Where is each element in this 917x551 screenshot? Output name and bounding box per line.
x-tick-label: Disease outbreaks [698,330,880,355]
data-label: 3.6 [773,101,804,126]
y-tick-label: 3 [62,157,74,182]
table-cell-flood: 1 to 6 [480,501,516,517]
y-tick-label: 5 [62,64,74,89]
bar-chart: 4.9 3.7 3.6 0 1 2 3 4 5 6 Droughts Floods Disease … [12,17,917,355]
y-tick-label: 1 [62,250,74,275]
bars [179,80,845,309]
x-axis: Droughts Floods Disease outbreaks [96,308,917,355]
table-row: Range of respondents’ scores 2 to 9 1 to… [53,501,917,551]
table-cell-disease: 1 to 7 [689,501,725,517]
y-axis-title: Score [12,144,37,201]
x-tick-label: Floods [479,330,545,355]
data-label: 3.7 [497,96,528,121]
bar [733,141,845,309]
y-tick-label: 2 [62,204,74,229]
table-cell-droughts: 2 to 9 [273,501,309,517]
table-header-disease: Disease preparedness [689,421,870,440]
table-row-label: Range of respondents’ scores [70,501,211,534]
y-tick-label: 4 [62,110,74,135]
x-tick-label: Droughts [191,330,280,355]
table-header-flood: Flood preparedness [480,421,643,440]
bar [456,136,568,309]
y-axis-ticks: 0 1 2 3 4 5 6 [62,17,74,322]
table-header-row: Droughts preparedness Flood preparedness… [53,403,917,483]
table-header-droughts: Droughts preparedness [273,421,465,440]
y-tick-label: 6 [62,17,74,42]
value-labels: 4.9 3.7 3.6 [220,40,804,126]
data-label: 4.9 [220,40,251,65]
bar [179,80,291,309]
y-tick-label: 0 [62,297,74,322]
───
**Task to complete:**
Please render every one of the records above as a Markdown table with the columns No. and Line, giving each non-blank line its own numbered row.

**Solution:**
| No. | Line |
|---|---|
| 1 | Where is each element in this 917x551 screenshot? Output name and bounding box per line. |
| 2 | x-tick-label: Disease outbreaks [698,330,880,355] |
| 3 | data-label: 3.6 [773,101,804,126] |
| 4 | y-tick-label: 3 [62,157,74,182] |
| 5 | table-cell-flood: 1 to 6 [480,501,516,517] |
| 6 | y-tick-label: 5 [62,64,74,89] |
| 7 | bar-chart: 4.9 3.7 3.6 0 1 2 3 4 5 6 Droughts Floods Disease … [12,17,917,355] |
| 8 | y-tick-label: 1 [62,250,74,275] |
| 9 | bars [179,80,845,309] |
| 10 | x-axis: Droughts Floods Disease outbreaks [96,308,917,355] |
| 11 | table-row: Range of respondents’ scores 2 to 9 1 to… [53,501,917,551] |
| 12 | table-cell-disease: 1 to 7 [689,501,725,517] |
| 13 | y-axis-title: Score [12,144,37,201] |
| 14 | x-tick-label: Floods [479,330,545,355] |
| 15 | data-label: 3.7 [497,96,528,121] |
| 16 | bar [733,141,845,309] |
| 17 | y-tick-label: 2 [62,204,74,229] |
| 18 | table-cell-droughts: 2 to 9 [273,501,309,517] |
| 19 | table-header-disease: Disease preparedness [689,421,870,440] |
| 20 | table-row-label: Range of respondents’ scores [70,501,211,534] |
| 21 | y-tick-label: 4 [62,110,74,135] |
| 22 | x-tick-label: Droughts [191,330,280,355] |
| 23 | table-header-flood: Flood preparedness [480,421,643,440] |
| 24 | bar [456,136,568,309] |
| 25 | y-axis-ticks: 0 1 2 3 4 5 6 [62,17,74,322] |
| 26 | table-header-row: Droughts preparedness Flood preparedness… [53,403,917,483] |
| 27 | table-header-droughts: Droughts preparedness [273,421,465,440] |
| 28 | y-tick-label: 6 [62,17,74,42] |
| 29 | value-labels: 4.9 3.7 3.6 [220,40,804,126] |
| 30 | data-label: 4.9 [220,40,251,65] |
| 31 | bar [179,80,291,309] |
| 32 | y-tick-label: 0 [62,297,74,322] |